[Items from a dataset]
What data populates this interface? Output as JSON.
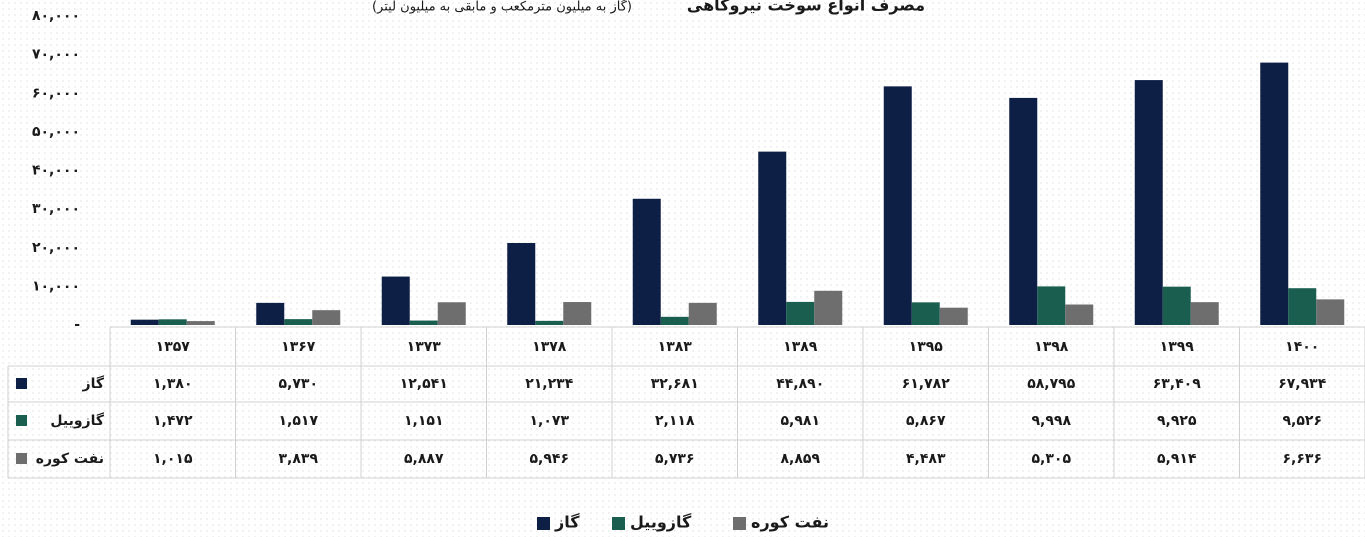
{
  "chart_data": {
    "type": "bar",
    "title": "مصرف انواع سوخت نیروگاهی",
    "subtitle": "(گاز به میلیون مترمکعب و مابقی به میلیون لیتر)",
    "categories": [
      "۱۳۵۷",
      "۱۳۶۷",
      "۱۳۷۳",
      "۱۳۷۸",
      "۱۳۸۳",
      "۱۳۸۹",
      "۱۳۹۵",
      "۱۳۹۸",
      "۱۳۹۹",
      "۱۴۰۰"
    ],
    "series": [
      {
        "name": "گاز",
        "color": "#0e1f45",
        "values": [
          1380,
          5730,
          12541,
          21234,
          32681,
          44890,
          61782,
          58795,
          63409,
          67934
        ],
        "value_labels": [
          "۱,۳۸۰",
          "۵,۷۳۰",
          "۱۲,۵۴۱",
          "۲۱,۲۳۴",
          "۳۲,۶۸۱",
          "۴۴,۸۹۰",
          "۶۱,۷۸۲",
          "۵۸,۷۹۵",
          "۶۳,۴۰۹",
          "۶۷,۹۳۴"
        ]
      },
      {
        "name": "گازوییل",
        "color": "#1a5e50",
        "values": [
          1472,
          1517,
          1151,
          1073,
          2118,
          5981,
          5867,
          9998,
          9925,
          9526
        ],
        "value_labels": [
          "۱,۴۷۲",
          "۱,۵۱۷",
          "۱,۱۵۱",
          "۱,۰۷۳",
          "۲,۱۱۸",
          "۵,۹۸۱",
          "۵,۸۶۷",
          "۹,۹۹۸",
          "۹,۹۲۵",
          "۹,۵۲۶"
        ]
      },
      {
        "name": "نفت کوره",
        "color": "#6e6e6e",
        "values": [
          1015,
          3839,
          5887,
          5946,
          5736,
          8859,
          4483,
          5305,
          5914,
          6636
        ],
        "value_labels": [
          "۱,۰۱۵",
          "۳,۸۳۹",
          "۵,۸۸۷",
          "۵,۹۴۶",
          "۵,۷۳۶",
          "۸,۸۵۹",
          "۴,۴۸۳",
          "۵,۳۰۵",
          "۵,۹۱۴",
          "۶,۶۳۶"
        ]
      }
    ],
    "ylim": [
      0,
      80000
    ],
    "yticks": [
      {
        "value": 0,
        "label": "-"
      },
      {
        "value": 10000,
        "label": "۱۰,۰۰۰"
      },
      {
        "value": 20000,
        "label": "۲۰,۰۰۰"
      },
      {
        "value": 30000,
        "label": "۳۰,۰۰۰"
      },
      {
        "value": 40000,
        "label": "۴۰,۰۰۰"
      },
      {
        "value": 50000,
        "label": "۵۰,۰۰۰"
      },
      {
        "value": 60000,
        "label": "۶۰,۰۰۰"
      },
      {
        "value": 70000,
        "label": "۷۰,۰۰۰"
      },
      {
        "value": 80000,
        "label": "۸۰,۰۰۰"
      }
    ],
    "grid": false
  }
}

* [What is expected] Gather every line from the listing above in which the word "color" appears.

* [Task solution]
        "color": "#0e1f45",
        "color": "#1a5e50",
        "color": "#6e6e6e",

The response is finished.